• [Listing]:
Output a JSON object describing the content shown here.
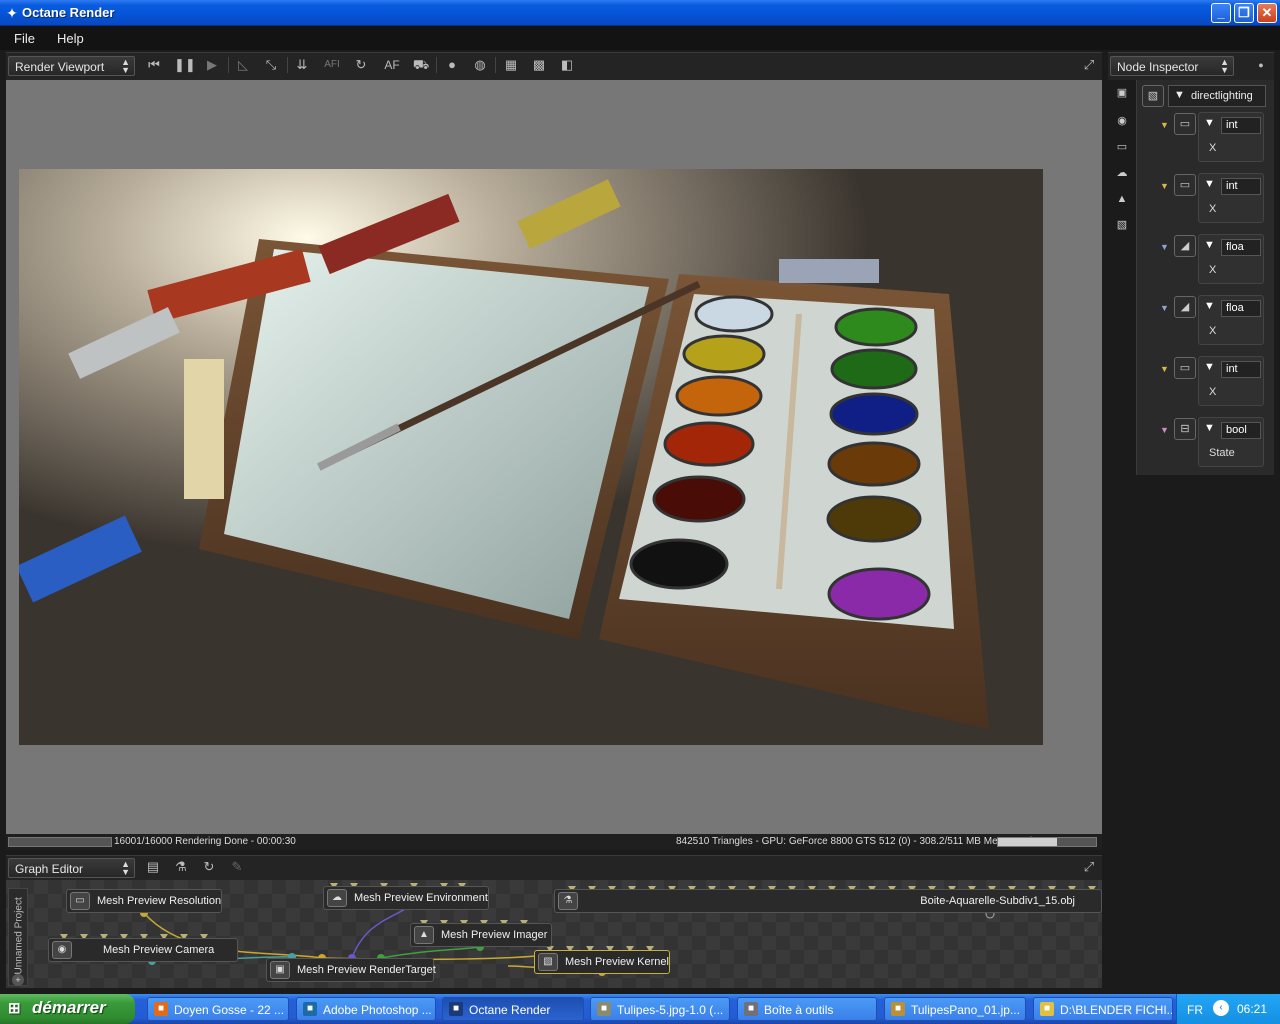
{
  "window": {
    "title": "Octane Render",
    "controls": [
      "_",
      "❐",
      "✕"
    ]
  },
  "menu": [
    "File",
    "Help"
  ],
  "viewport_toolbar": {
    "dropdown": "Render Viewport",
    "icons": [
      "rewind-icon",
      "pause-icon",
      "play-icon",
      "region-icon",
      "zoom-fit-icon",
      "import-icon",
      "afi-icon",
      "reload-icon",
      "af-label",
      "car-icon",
      "sphere-icon",
      "sphere2-icon",
      "grid-icon",
      "checker-icon",
      "checker2-icon",
      "fullscreen-icon"
    ],
    "af_label": "AF",
    "afi_label": "AFI"
  },
  "status": {
    "left": "16001/16000 Rendering Done - 00:00:30",
    "right": "842510 Triangles - GPU: GeForce 8800 GTS 512 (0) - 308.2/511 MB Mem Used",
    "render_progress": 1.0,
    "mem_progress": 0.6
  },
  "node_inspector": {
    "dropdown": "Node Inspector",
    "root": "directlighting",
    "nodes": [
      {
        "type": "int",
        "label": "X",
        "color": "#d4b84a"
      },
      {
        "type": "int",
        "label": "X",
        "color": "#d4b84a"
      },
      {
        "type": "floa",
        "label": "X",
        "color": "#8aa3d6"
      },
      {
        "type": "floa",
        "label": "X",
        "color": "#8aa3d6"
      },
      {
        "type": "int",
        "label": "X",
        "color": "#d4b84a"
      },
      {
        "type": "bool",
        "label": "State",
        "color": "#d08ac8"
      }
    ]
  },
  "graph_editor": {
    "dropdown": "Graph Editor",
    "project_tab": "Unnamed Project",
    "nodes": [
      {
        "label": "Mesh Preview Resolution"
      },
      {
        "label": "Mesh Preview Camera"
      },
      {
        "label": "Mesh Preview Environment"
      },
      {
        "label": "Mesh Preview Imager"
      },
      {
        "label": "Mesh Preview RenderTarget"
      },
      {
        "label": "Mesh Preview Kernel"
      },
      {
        "label": "Boite-Aquarelle-Subdiv1_15.obj"
      }
    ]
  },
  "taskbar": {
    "start": "démarrer",
    "tasks": [
      {
        "label": "Doyen Gosse - 22 ...",
        "active": false
      },
      {
        "label": "Adobe Photoshop ...",
        "active": false
      },
      {
        "label": "Octane Render",
        "active": true
      },
      {
        "label": "Tulipes-5.jpg-1.0 (...",
        "active": false
      },
      {
        "label": "Boîte à outils",
        "active": false
      },
      {
        "label": "TulipesPano_01.jp...",
        "active": false
      },
      {
        "label": "D:\\BLENDER FICHI...",
        "active": false
      }
    ],
    "lang": "FR",
    "clock": "06:21"
  },
  "colors": {
    "viewport_bg": "#777777",
    "kernel_node_border": "#c8b040",
    "accent_blue": "#0553d6"
  }
}
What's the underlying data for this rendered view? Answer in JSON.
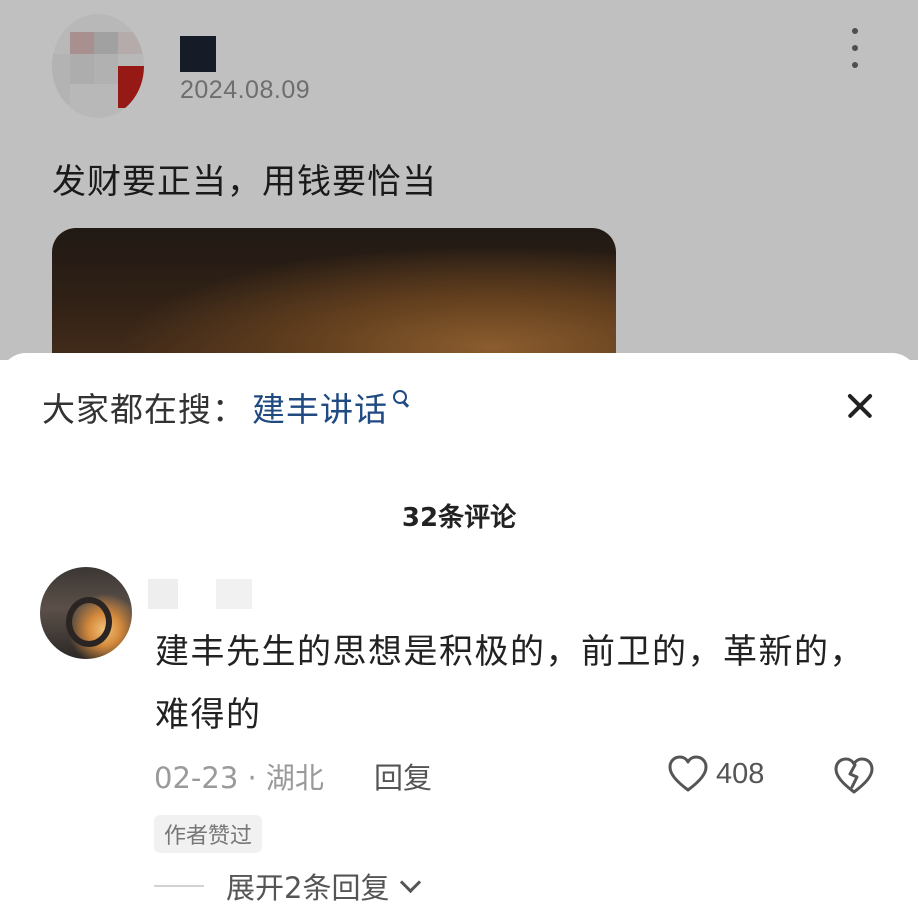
{
  "post": {
    "date": "2024.08.09",
    "text": "发财要正当，用钱要恰当",
    "more_icon": "more-vertical-icon"
  },
  "sheet": {
    "search_label": "大家都在搜：",
    "search_term": "建丰讲话",
    "close_icon": "close-icon",
    "comment_count": "32条评论"
  },
  "comment": {
    "text": "建丰先生的思想是积极的，前卫的，革新的，难得的",
    "meta": "02-23 · 湖北",
    "reply_label": "回复",
    "like_count": "408",
    "author_badge": "作者赞过",
    "expand_label": "展开2条回复"
  },
  "colors": {
    "link_blue": "#1f4a82",
    "text_main": "#222222",
    "text_muted": "#9a9a9a"
  }
}
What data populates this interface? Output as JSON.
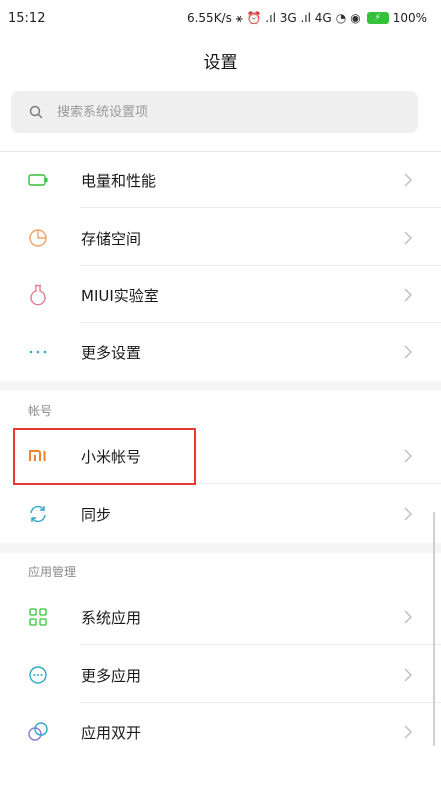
{
  "status_bar": {
    "time": "15:12",
    "indicators": "6.55K/s ⚹ ⏰ .ıl 3G .ıl 4G",
    "battery_pct": "100%"
  },
  "header": {
    "title": "设置"
  },
  "search": {
    "placeholder": "搜索系统设置项"
  },
  "sections": [
    {
      "items": [
        {
          "label": "电量和性能",
          "icon": "battery-icon"
        },
        {
          "label": "存储空间",
          "icon": "storage-pie-icon"
        },
        {
          "label": "MIUI实验室",
          "icon": "lab-flask-icon"
        },
        {
          "label": "更多设置",
          "icon": "more-dots-icon"
        }
      ]
    },
    {
      "header": "帐号",
      "items": [
        {
          "label": "小米帐号",
          "icon": "mi-logo-icon"
        },
        {
          "label": "同步",
          "icon": "sync-icon"
        }
      ]
    },
    {
      "header": "应用管理",
      "items": [
        {
          "label": "系统应用",
          "icon": "grid-apps-icon"
        },
        {
          "label": "更多应用",
          "icon": "more-apps-icon"
        },
        {
          "label": "应用双开",
          "icon": "dual-apps-icon"
        }
      ]
    }
  ],
  "colors": {
    "battery_green": "#33c23a",
    "accent_cyan": "#2fa8c9",
    "storage_orange": "#f0a36b",
    "flask_pink": "#e07d8f",
    "mi_orange": "#f5822a",
    "highlight_red": "#e53935",
    "dual_purple": "#8c7ad6"
  }
}
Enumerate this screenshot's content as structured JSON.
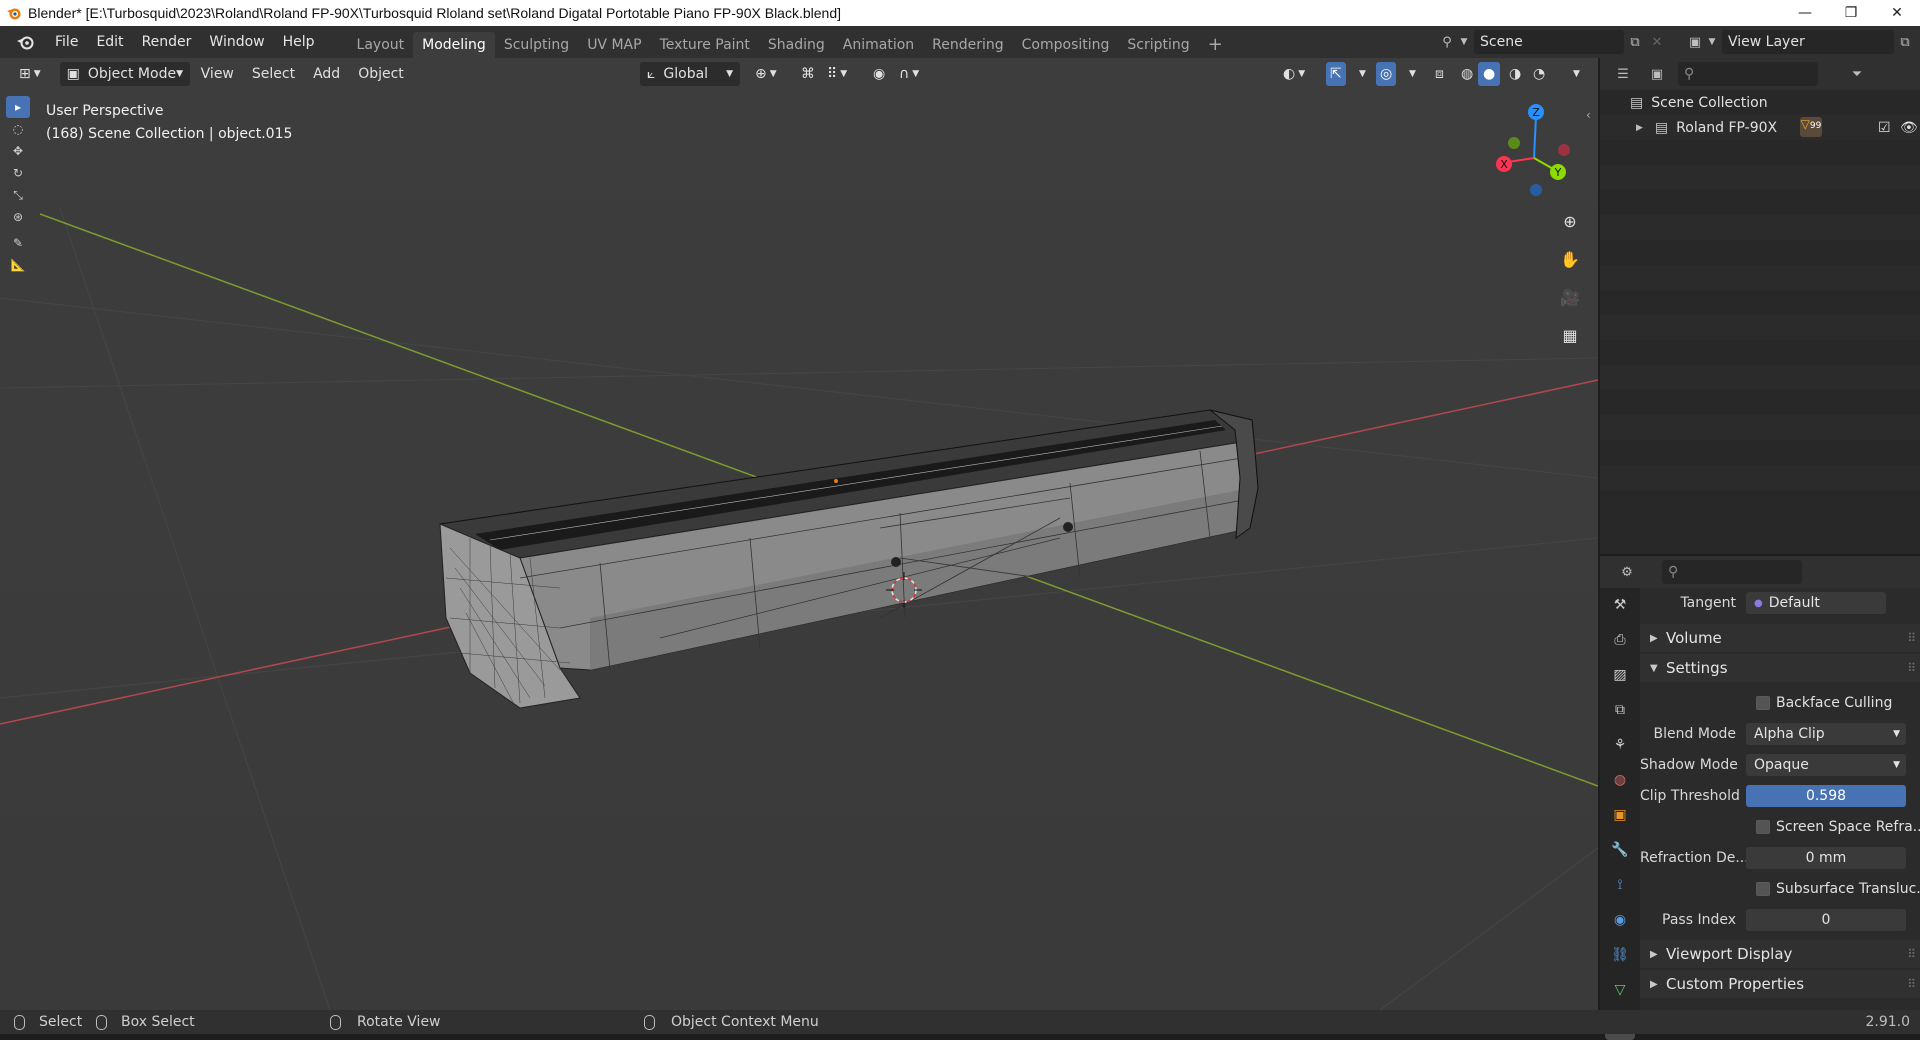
{
  "window": {
    "title": "Blender* [E:\\Turbosquid\\2023\\Roland\\Roland FP-90X\\Turbosquid Rloland set\\Roland Digatal Portotable Piano FP-90X Black.blend]",
    "minimize": "—",
    "maximize": "❐",
    "close": "✕"
  },
  "menus": [
    "File",
    "Edit",
    "Render",
    "Window",
    "Help"
  ],
  "workspaces": [
    "Layout",
    "Modeling",
    "Sculpting",
    "UV MAP",
    "Texture Paint",
    "Shading",
    "Animation",
    "Rendering",
    "Compositing",
    "Scripting"
  ],
  "active_workspace": "Modeling",
  "add_workspace": "+",
  "scene": {
    "name": "Scene",
    "view_layer": "View Layer"
  },
  "viewport": {
    "mode": "Object Mode",
    "menus": [
      "View",
      "Select",
      "Add",
      "Object"
    ],
    "transform_orientation": "Global",
    "perspective_label": "User Perspective",
    "collection_label": "(168) Scene Collection | object.015"
  },
  "gizmo": {
    "x": "X",
    "y": "Y",
    "z": "Z"
  },
  "outliner": {
    "root": "Scene Collection",
    "items": [
      {
        "label": "Roland FP-90X",
        "badge": "99"
      }
    ]
  },
  "properties": {
    "tangent_label": "Tangent",
    "tangent_value": "Default",
    "panels": {
      "volume": "Volume",
      "settings": "Settings",
      "viewport_display": "Viewport Display",
      "custom_properties": "Custom Properties"
    },
    "backface_culling": "Backface Culling",
    "blend_mode_label": "Blend Mode",
    "blend_mode_value": "Alpha Clip",
    "shadow_mode_label": "Shadow Mode",
    "shadow_mode_value": "Opaque",
    "clip_threshold_label": "Clip Threshold",
    "clip_threshold_value": "0.598",
    "screen_space_refraction": "Screen Space Refra...",
    "refraction_depth_label": "Refraction De...",
    "refraction_depth_value": "0 mm",
    "subsurface_translucency": "Subsurface Transluc...",
    "pass_index_label": "Pass Index",
    "pass_index_value": "0"
  },
  "statusbar": {
    "select": "Select",
    "box_select": "Box Select",
    "rotate_view": "Rotate View",
    "context_menu": "Object Context Menu",
    "version": "2.91.0"
  },
  "colors": {
    "accent_blue": "#4772b3",
    "axis_x": "#ff3352",
    "axis_y": "#8bdc00",
    "axis_z": "#2890ff"
  }
}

• [Brief]: Output every entry word for word, but omit the pictures.

• [Solved exercise]:
Output a JSON object describing the content shown here.
{
  "window": {
    "title": "Octane Render",
    "controls": [
      "_",
      "❐",
      "✕"
    ]
  },
  "menu": [
    "File",
    "Help"
  ],
  "viewport_toolbar": {
    "dropdown": "Render Viewport",
    "icons": [
      "rewind-icon",
      "pause-icon",
      "play-icon",
      "region-icon",
      "zoom-fit-icon",
      "import-icon",
      "afi-icon",
      "reload-icon",
      "af-label",
      "car-icon",
      "sphere-icon",
      "sphere2-icon",
      "grid-icon",
      "checker-icon",
      "checker2-icon",
      "fullscreen-icon"
    ],
    "af_label": "AF",
    "afi_label": "AFI"
  },
  "status": {
    "left": "16001/16000 Rendering Done - 00:00:30",
    "right": "842510 Triangles - GPU: GeForce 8800 GTS 512 (0) - 308.2/511 MB Mem Used",
    "render_progress": 1.0,
    "mem_progress": 0.6
  },
  "node_inspector": {
    "dropdown": "Node Inspector",
    "root": "directlighting",
    "nodes": [
      {
        "type": "int",
        "label": "X",
        "color": "#d4b84a"
      },
      {
        "type": "int",
        "label": "X",
        "color": "#d4b84a"
      },
      {
        "type": "floa",
        "label": "X",
        "color": "#8aa3d6"
      },
      {
        "type": "floa",
        "label": "X",
        "color": "#8aa3d6"
      },
      {
        "type": "int",
        "label": "X",
        "color": "#d4b84a"
      },
      {
        "type": "bool",
        "label": "State",
        "color": "#d08ac8"
      }
    ]
  },
  "graph_editor": {
    "dropdown": "Graph Editor",
    "project_tab": "Unnamed Project",
    "nodes": [
      {
        "label": "Mesh Preview Resolution"
      },
      {
        "label": "Mesh Preview Camera"
      },
      {
        "label": "Mesh Preview Environment"
      },
      {
        "label": "Mesh Preview Imager"
      },
      {
        "label": "Mesh Preview RenderTarget"
      },
      {
        "label": "Mesh Preview Kernel"
      },
      {
        "label": "Boite-Aquarelle-Subdiv1_15.obj"
      }
    ]
  },
  "taskbar": {
    "start": "démarrer",
    "tasks": [
      {
        "label": "Doyen Gosse - 22 ...",
        "active": false
      },
      {
        "label": "Adobe Photoshop ...",
        "active": false
      },
      {
        "label": "Octane Render",
        "active": true
      },
      {
        "label": "Tulipes-5.jpg-1.0 (...",
        "active": false
      },
      {
        "label": "Boîte à outils",
        "active": false
      },
      {
        "label": "TulipesPano_01.jp...",
        "active": false
      },
      {
        "label": "D:\\BLENDER FICHI...",
        "active": false
      }
    ],
    "lang": "FR",
    "clock": "06:21"
  },
  "colors": {
    "viewport_bg": "#777777",
    "kernel_node_border": "#c8b040",
    "accent_blue": "#0553d6"
  }
}
What's the underlying data for this rendered view? Answer in JSON.
{
  "post": {
    "date": "2024.08.09",
    "text": "发财要正当，用钱要恰当",
    "more_icon": "more-vertical-icon"
  },
  "sheet": {
    "search_label": "大家都在搜：",
    "search_term": "建丰讲话",
    "close_icon": "close-icon",
    "comment_count": "32条评论"
  },
  "comment": {
    "text": "建丰先生的思想是积极的，前卫的，革新的，难得的",
    "meta": "02-23 · 湖北",
    "reply_label": "回复",
    "like_count": "408",
    "author_badge": "作者赞过",
    "expand_label": "展开2条回复"
  },
  "colors": {
    "link_blue": "#1f4a82",
    "text_main": "#222222",
    "text_muted": "#9a9a9a"
  }
}
What data populates this interface? Output as JSON.
{
  "status_bar": {
    "time": "15:12",
    "indicators": "6.55K/s ⚹ ⏰ .ıl 3G .ıl 4G",
    "battery_pct": "100%"
  },
  "header": {
    "title": "设置"
  },
  "search": {
    "placeholder": "搜索系统设置项"
  },
  "sections": [
    {
      "items": [
        {
          "label": "电量和性能",
          "icon": "battery-icon"
        },
        {
          "label": "存储空间",
          "icon": "storage-pie-icon"
        },
        {
          "label": "MIUI实验室",
          "icon": "lab-flask-icon"
        },
        {
          "label": "更多设置",
          "icon": "more-dots-icon"
        }
      ]
    },
    {
      "header": "帐号",
      "items": [
        {
          "label": "小米帐号",
          "icon": "mi-logo-icon"
        },
        {
          "label": "同步",
          "icon": "sync-icon"
        }
      ]
    },
    {
      "header": "应用管理",
      "items": [
        {
          "label": "系统应用",
          "icon": "grid-apps-icon"
        },
        {
          "label": "更多应用",
          "icon": "more-apps-icon"
        },
        {
          "label": "应用双开",
          "icon": "dual-apps-icon"
        }
      ]
    }
  ],
  "colors": {
    "battery_green": "#33c23a",
    "accent_cyan": "#2fa8c9",
    "storage_orange": "#f0a36b",
    "flask_pink": "#e07d8f",
    "mi_orange": "#f5822a",
    "highlight_red": "#e53935",
    "dual_purple": "#8c7ad6"
  }
}
Enumerate this screenshot's content as structured JSON.
{
  "window": {
    "title": "Blender* [E:\\Turbosquid\\2023\\Roland\\Roland FP-90X\\Turbosquid Rloland set\\Roland Digatal Portotable Piano FP-90X Black.blend]",
    "minimize": "—",
    "maximize": "❐",
    "close": "✕"
  },
  "menus": [
    "File",
    "Edit",
    "Render",
    "Window",
    "Help"
  ],
  "workspaces": [
    "Layout",
    "Modeling",
    "Sculpting",
    "UV MAP",
    "Texture Paint",
    "Shading",
    "Animation",
    "Rendering",
    "Compositing",
    "Scripting"
  ],
  "active_workspace": "Modeling",
  "add_workspace": "+",
  "scene": {
    "name": "Scene",
    "view_layer": "View Layer"
  },
  "viewport": {
    "mode": "Object Mode",
    "menus": [
      "View",
      "Select",
      "Add",
      "Object"
    ],
    "transform_orientation": "Global",
    "perspective_label": "User Perspective",
    "collection_label": "(168) Scene Collection | object.015"
  },
  "gizmo": {
    "x": "X",
    "y": "Y",
    "z": "Z"
  },
  "outliner": {
    "root": "Scene Collection",
    "items": [
      {
        "label": "Roland FP-90X",
        "badge": "99"
      }
    ]
  },
  "properties": {
    "tangent_label": "Tangent",
    "tangent_value": "Default",
    "panels": {
      "volume": "Volume",
      "settings": "Settings",
      "viewport_display": "Viewport Display",
      "custom_properties": "Custom Properties"
    },
    "backface_culling": "Backface Culling",
    "blend_mode_label": "Blend Mode",
    "blend_mode_value": "Alpha Clip",
    "shadow_mode_label": "Shadow Mode",
    "shadow_mode_value": "Opaque",
    "clip_threshold_label": "Clip Threshold",
    "clip_threshold_value": "0.598",
    "screen_space_refraction": "Screen Space Refra...",
    "refraction_depth_label": "Refraction De...",
    "refraction_depth_value": "0 mm",
    "subsurface_translucency": "Subsurface Transluc...",
    "pass_index_label": "Pass Index",
    "pass_index_value": "0"
  },
  "statusbar": {
    "select": "Select",
    "box_select": "Box Select",
    "rotate_view": "Rotate View",
    "context_menu": "Object Context Menu",
    "version": "2.91.0"
  },
  "colors": {
    "accent_blue": "#4772b3",
    "axis_x": "#ff3352",
    "axis_y": "#8bdc00",
    "axis_z": "#2890ff"
  }
}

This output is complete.